** START **
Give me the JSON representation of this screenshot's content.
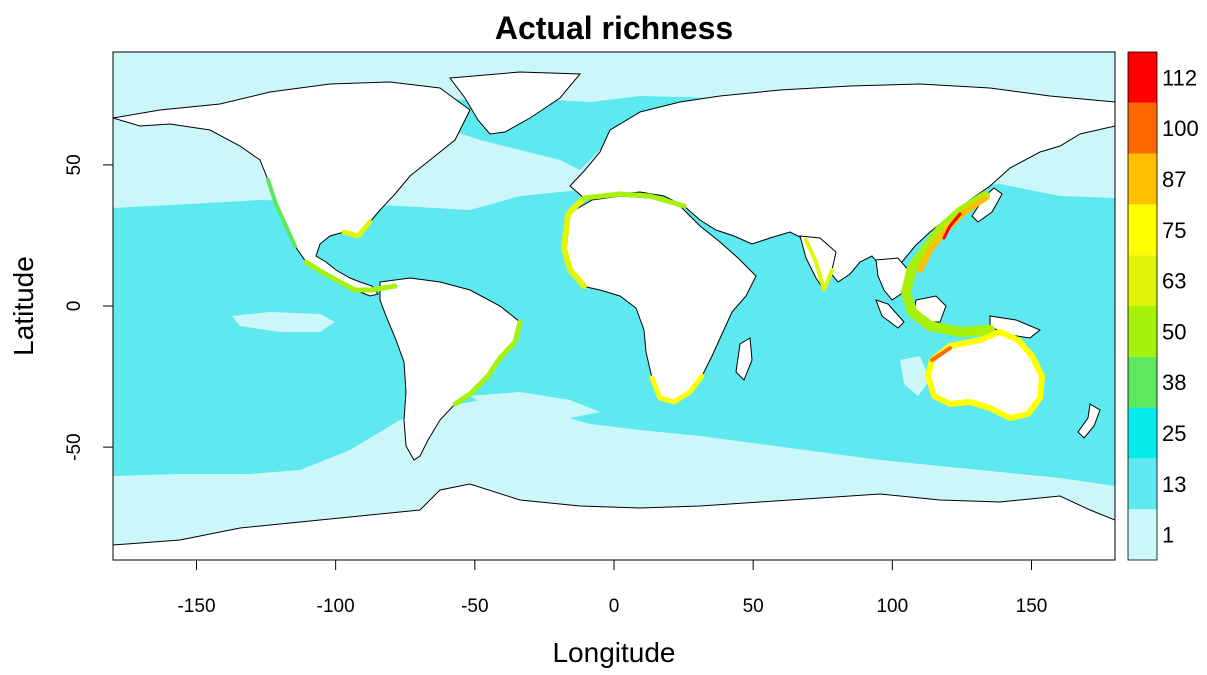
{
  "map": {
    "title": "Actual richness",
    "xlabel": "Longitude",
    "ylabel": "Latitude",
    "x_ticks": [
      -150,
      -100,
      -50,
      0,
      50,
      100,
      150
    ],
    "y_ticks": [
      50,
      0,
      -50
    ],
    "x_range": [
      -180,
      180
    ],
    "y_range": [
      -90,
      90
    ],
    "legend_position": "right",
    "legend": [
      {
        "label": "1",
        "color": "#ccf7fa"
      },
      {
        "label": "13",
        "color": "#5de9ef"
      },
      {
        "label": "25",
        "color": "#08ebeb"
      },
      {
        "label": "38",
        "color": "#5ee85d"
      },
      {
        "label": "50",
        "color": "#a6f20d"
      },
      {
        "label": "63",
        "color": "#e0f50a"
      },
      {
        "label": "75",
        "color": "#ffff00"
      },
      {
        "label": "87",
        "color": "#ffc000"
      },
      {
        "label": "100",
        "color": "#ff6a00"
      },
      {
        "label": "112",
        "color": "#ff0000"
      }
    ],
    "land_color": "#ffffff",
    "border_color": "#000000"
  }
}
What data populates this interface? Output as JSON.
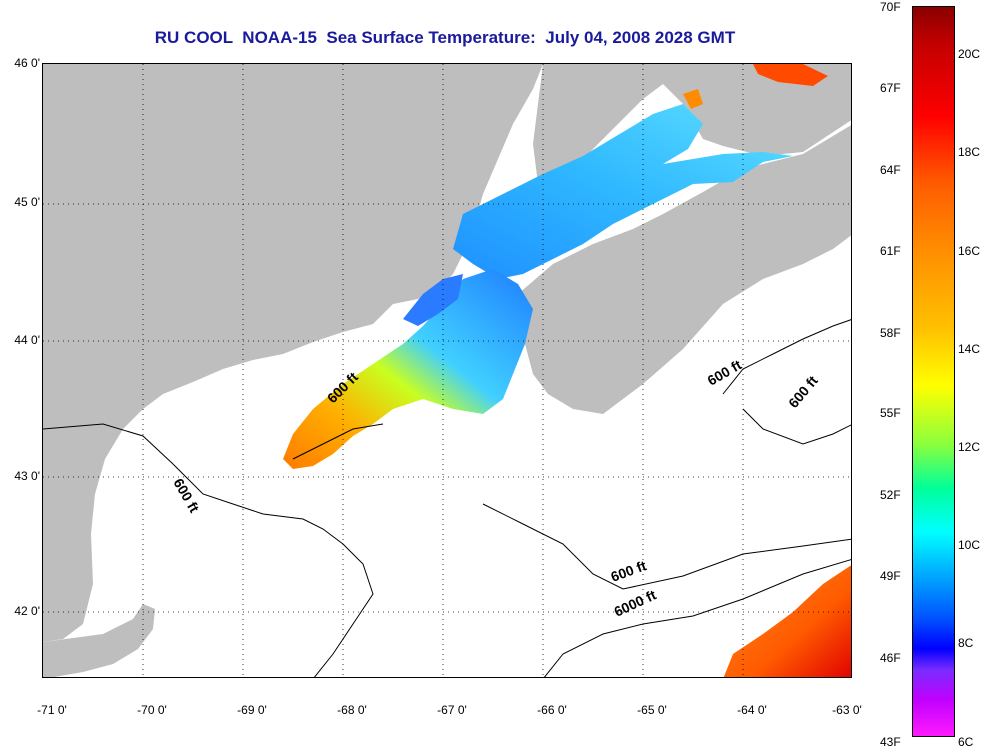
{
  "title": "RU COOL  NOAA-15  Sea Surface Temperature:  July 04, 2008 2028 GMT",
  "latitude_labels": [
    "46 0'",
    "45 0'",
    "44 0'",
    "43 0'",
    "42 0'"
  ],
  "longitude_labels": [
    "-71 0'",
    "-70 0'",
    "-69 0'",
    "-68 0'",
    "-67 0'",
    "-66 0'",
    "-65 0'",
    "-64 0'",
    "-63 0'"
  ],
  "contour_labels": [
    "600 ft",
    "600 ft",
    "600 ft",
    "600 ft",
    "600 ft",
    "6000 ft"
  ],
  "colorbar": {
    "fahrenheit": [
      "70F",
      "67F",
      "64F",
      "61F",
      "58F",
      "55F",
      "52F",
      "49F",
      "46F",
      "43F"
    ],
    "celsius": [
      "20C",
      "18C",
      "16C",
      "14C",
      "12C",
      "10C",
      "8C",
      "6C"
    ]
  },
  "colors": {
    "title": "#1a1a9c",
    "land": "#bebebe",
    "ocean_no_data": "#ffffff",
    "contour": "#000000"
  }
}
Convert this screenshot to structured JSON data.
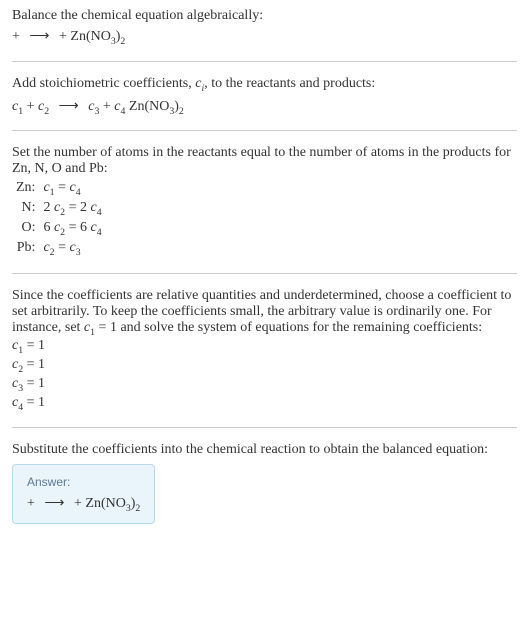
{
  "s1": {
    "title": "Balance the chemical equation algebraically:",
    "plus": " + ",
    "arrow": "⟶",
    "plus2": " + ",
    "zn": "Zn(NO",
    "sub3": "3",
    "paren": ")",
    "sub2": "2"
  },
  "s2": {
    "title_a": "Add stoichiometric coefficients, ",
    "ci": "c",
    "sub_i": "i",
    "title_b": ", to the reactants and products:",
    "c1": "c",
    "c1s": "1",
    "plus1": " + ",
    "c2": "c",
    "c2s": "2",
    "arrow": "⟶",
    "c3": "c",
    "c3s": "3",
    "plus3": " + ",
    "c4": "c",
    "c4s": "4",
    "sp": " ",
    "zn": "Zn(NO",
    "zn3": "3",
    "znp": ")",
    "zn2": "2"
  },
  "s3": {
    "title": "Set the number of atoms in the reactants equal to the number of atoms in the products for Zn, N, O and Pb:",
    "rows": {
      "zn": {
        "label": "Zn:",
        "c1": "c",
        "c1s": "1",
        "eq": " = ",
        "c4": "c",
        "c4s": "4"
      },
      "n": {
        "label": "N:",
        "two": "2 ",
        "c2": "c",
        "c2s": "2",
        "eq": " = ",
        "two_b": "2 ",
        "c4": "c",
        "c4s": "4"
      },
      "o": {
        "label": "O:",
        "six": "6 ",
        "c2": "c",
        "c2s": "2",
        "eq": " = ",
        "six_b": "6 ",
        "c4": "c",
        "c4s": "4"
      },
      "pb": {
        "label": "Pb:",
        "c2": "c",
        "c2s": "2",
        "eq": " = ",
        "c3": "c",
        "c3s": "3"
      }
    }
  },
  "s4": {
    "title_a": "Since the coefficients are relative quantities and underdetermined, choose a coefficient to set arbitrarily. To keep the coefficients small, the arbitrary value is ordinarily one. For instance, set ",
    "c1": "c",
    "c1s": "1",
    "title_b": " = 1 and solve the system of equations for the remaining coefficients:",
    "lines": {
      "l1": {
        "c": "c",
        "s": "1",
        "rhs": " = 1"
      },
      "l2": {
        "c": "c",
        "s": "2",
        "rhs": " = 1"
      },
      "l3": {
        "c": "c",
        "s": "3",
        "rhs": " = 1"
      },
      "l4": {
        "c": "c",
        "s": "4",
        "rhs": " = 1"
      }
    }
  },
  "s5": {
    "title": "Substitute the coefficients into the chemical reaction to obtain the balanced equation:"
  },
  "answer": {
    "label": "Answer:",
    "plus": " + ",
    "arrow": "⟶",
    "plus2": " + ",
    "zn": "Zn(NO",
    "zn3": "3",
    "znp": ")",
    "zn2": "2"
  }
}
** END **
- Task to complete -
Retype all of the entries exactly as written, leaving out any images.

- Final answer -
Give me the JSON representation of this screenshot's content.
{
  "map": {
    "title": "Actual richness",
    "xlabel": "Longitude",
    "ylabel": "Latitude",
    "x_ticks": [
      -150,
      -100,
      -50,
      0,
      50,
      100,
      150
    ],
    "y_ticks": [
      50,
      0,
      -50
    ],
    "x_range": [
      -180,
      180
    ],
    "y_range": [
      -90,
      90
    ],
    "legend_position": "right",
    "legend": [
      {
        "label": "1",
        "color": "#ccf7fa"
      },
      {
        "label": "13",
        "color": "#5de9ef"
      },
      {
        "label": "25",
        "color": "#08ebeb"
      },
      {
        "label": "38",
        "color": "#5ee85d"
      },
      {
        "label": "50",
        "color": "#a6f20d"
      },
      {
        "label": "63",
        "color": "#e0f50a"
      },
      {
        "label": "75",
        "color": "#ffff00"
      },
      {
        "label": "87",
        "color": "#ffc000"
      },
      {
        "label": "100",
        "color": "#ff6a00"
      },
      {
        "label": "112",
        "color": "#ff0000"
      }
    ],
    "land_color": "#ffffff",
    "border_color": "#000000"
  }
}
What data populates this interface? Output as JSON.
{
  "title": "RU COOL  NOAA-15  Sea Surface Temperature:  July 04, 2008 2028 GMT",
  "latitude_labels": [
    "46 0'",
    "45 0'",
    "44 0'",
    "43 0'",
    "42 0'"
  ],
  "longitude_labels": [
    "-71 0'",
    "-70 0'",
    "-69 0'",
    "-68 0'",
    "-67 0'",
    "-66 0'",
    "-65 0'",
    "-64 0'",
    "-63 0'"
  ],
  "contour_labels": [
    "600 ft",
    "600 ft",
    "600 ft",
    "600 ft",
    "600 ft",
    "6000 ft"
  ],
  "colorbar": {
    "fahrenheit": [
      "70F",
      "67F",
      "64F",
      "61F",
      "58F",
      "55F",
      "52F",
      "49F",
      "46F",
      "43F"
    ],
    "celsius": [
      "20C",
      "18C",
      "16C",
      "14C",
      "12C",
      "10C",
      "8C",
      "6C"
    ]
  },
  "colors": {
    "title": "#1a1a9c",
    "land": "#bebebe",
    "ocean_no_data": "#ffffff",
    "contour": "#000000"
  }
}
Convert this screenshot to structured JSON data.
{
  "s1": {
    "title": "Balance the chemical equation algebraically:",
    "plus": " + ",
    "arrow": "⟶",
    "plus2": " + ",
    "zn": "Zn(NO",
    "sub3": "3",
    "paren": ")",
    "sub2": "2"
  },
  "s2": {
    "title_a": "Add stoichiometric coefficients, ",
    "ci": "c",
    "sub_i": "i",
    "title_b": ", to the reactants and products:",
    "c1": "c",
    "c1s": "1",
    "plus1": " + ",
    "c2": "c",
    "c2s": "2",
    "arrow": "⟶",
    "c3": "c",
    "c3s": "3",
    "plus3": " + ",
    "c4": "c",
    "c4s": "4",
    "sp": " ",
    "zn": "Zn(NO",
    "zn3": "3",
    "znp": ")",
    "zn2": "2"
  },
  "s3": {
    "title": "Set the number of atoms in the reactants equal to the number of atoms in the products for Zn, N, O and Pb:",
    "rows": {
      "zn": {
        "label": "Zn:",
        "c1": "c",
        "c1s": "1",
        "eq": " = ",
        "c4": "c",
        "c4s": "4"
      },
      "n": {
        "label": "N:",
        "two": "2 ",
        "c2": "c",
        "c2s": "2",
        "eq": " = ",
        "two_b": "2 ",
        "c4": "c",
        "c4s": "4"
      },
      "o": {
        "label": "O:",
        "six": "6 ",
        "c2": "c",
        "c2s": "2",
        "eq": " = ",
        "six_b": "6 ",
        "c4": "c",
        "c4s": "4"
      },
      "pb": {
        "label": "Pb:",
        "c2": "c",
        "c2s": "2",
        "eq": " = ",
        "c3": "c",
        "c3s": "3"
      }
    }
  },
  "s4": {
    "title_a": "Since the coefficients are relative quantities and underdetermined, choose a coefficient to set arbitrarily. To keep the coefficients small, the arbitrary value is ordinarily one. For instance, set ",
    "c1": "c",
    "c1s": "1",
    "title_b": " = 1 and solve the system of equations for the remaining coefficients:",
    "lines": {
      "l1": {
        "c": "c",
        "s": "1",
        "rhs": " = 1"
      },
      "l2": {
        "c": "c",
        "s": "2",
        "rhs": " = 1"
      },
      "l3": {
        "c": "c",
        "s": "3",
        "rhs": " = 1"
      },
      "l4": {
        "c": "c",
        "s": "4",
        "rhs": " = 1"
      }
    }
  },
  "s5": {
    "title": "Substitute the coefficients into the chemical reaction to obtain the balanced equation:"
  },
  "answer": {
    "label": "Answer:",
    "plus": " + ",
    "arrow": "⟶",
    "plus2": " + ",
    "zn": "Zn(NO",
    "zn3": "3",
    "znp": ")",
    "zn2": "2"
  }
}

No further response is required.